◆ **DATA IN THIS EXERCISE**
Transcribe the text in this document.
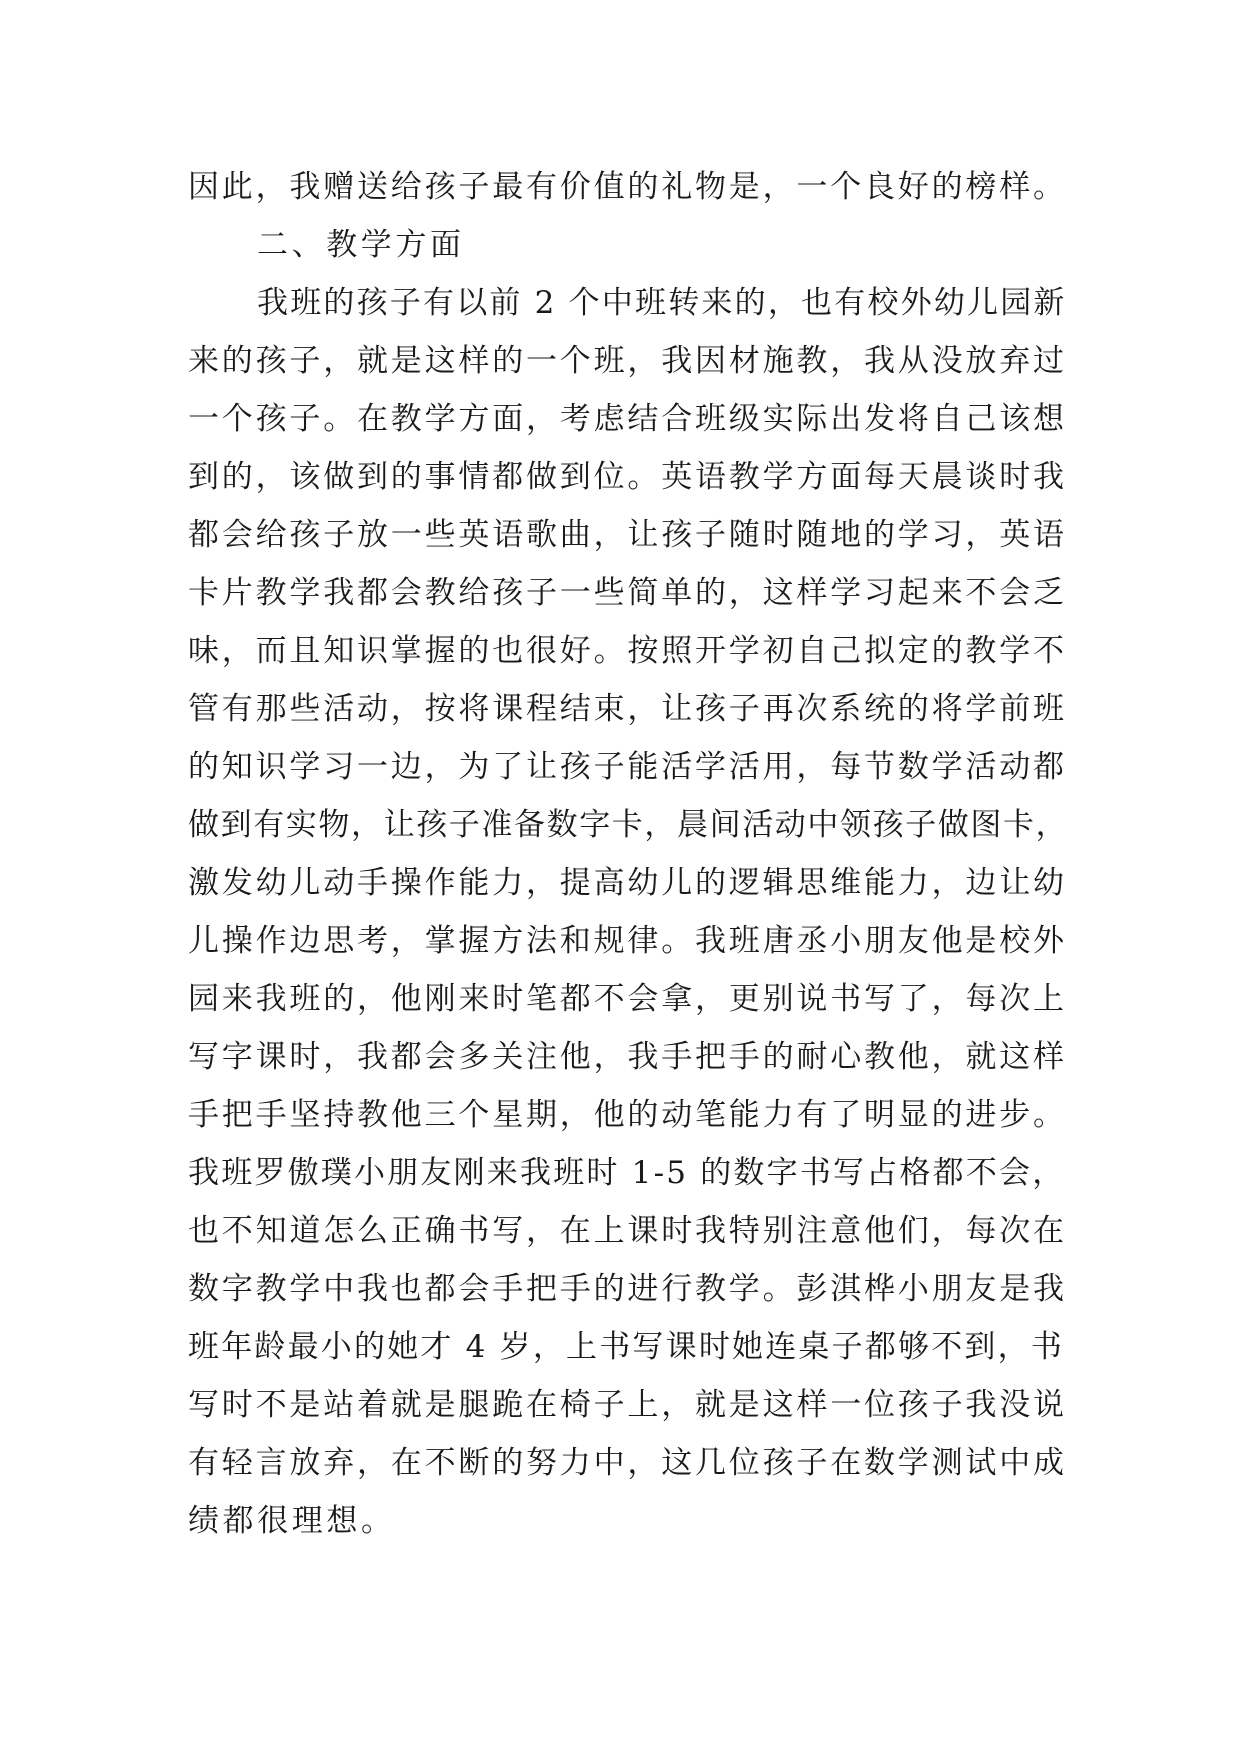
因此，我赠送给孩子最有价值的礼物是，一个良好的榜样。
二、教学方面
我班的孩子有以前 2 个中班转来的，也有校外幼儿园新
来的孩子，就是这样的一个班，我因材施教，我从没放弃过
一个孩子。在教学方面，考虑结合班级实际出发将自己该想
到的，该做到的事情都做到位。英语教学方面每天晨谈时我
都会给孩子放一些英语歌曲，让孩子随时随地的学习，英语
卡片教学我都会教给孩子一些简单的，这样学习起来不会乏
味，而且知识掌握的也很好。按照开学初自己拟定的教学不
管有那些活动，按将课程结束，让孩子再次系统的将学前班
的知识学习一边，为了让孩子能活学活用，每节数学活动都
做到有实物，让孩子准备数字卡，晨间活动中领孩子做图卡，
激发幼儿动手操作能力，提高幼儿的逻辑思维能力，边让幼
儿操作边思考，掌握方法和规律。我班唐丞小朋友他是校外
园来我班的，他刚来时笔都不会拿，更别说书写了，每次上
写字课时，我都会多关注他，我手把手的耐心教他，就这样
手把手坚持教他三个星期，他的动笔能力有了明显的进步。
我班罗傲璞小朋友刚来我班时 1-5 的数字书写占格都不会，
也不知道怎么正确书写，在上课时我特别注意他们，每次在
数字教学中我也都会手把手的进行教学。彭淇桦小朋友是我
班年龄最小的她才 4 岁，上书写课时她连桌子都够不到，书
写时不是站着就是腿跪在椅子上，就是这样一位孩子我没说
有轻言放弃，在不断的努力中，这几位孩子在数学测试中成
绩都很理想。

◆ **EXERCISE BRIEF**
Output every entry verbatim. Pictures do not belong in the copy.

◆ **COMPLETE ANSWER**
Transcribe the text in this document.
因此，我赠送给孩子最有价值的礼物是，一个良好的榜样。
二、教学方面
我班的孩子有以前 2 个中班转来的，也有校外幼儿园新
来的孩子，就是这样的一个班，我因材施教，我从没放弃过
一个孩子。在教学方面，考虑结合班级实际出发将自己该想
到的，该做到的事情都做到位。英语教学方面每天晨谈时我
都会给孩子放一些英语歌曲，让孩子随时随地的学习，英语
卡片教学我都会教给孩子一些简单的，这样学习起来不会乏
味，而且知识掌握的也很好。按照开学初自己拟定的教学不
管有那些活动，按将课程结束，让孩子再次系统的将学前班
的知识学习一边，为了让孩子能活学活用，每节数学活动都
做到有实物，让孩子准备数字卡，晨间活动中领孩子做图卡，
激发幼儿动手操作能力，提高幼儿的逻辑思维能力，边让幼
儿操作边思考，掌握方法和规律。我班唐丞小朋友他是校外
园来我班的，他刚来时笔都不会拿，更别说书写了，每次上
写字课时，我都会多关注他，我手把手的耐心教他，就这样
手把手坚持教他三个星期，他的动笔能力有了明显的进步。
我班罗傲璞小朋友刚来我班时 1-5 的数字书写占格都不会，
也不知道怎么正确书写，在上课时我特别注意他们，每次在
数字教学中我也都会手把手的进行教学。彭淇桦小朋友是我
班年龄最小的她才 4 岁，上书写课时她连桌子都够不到，书
写时不是站着就是腿跪在椅子上，就是这样一位孩子我没说
有轻言放弃，在不断的努力中，这几位孩子在数学测试中成
绩都很理想。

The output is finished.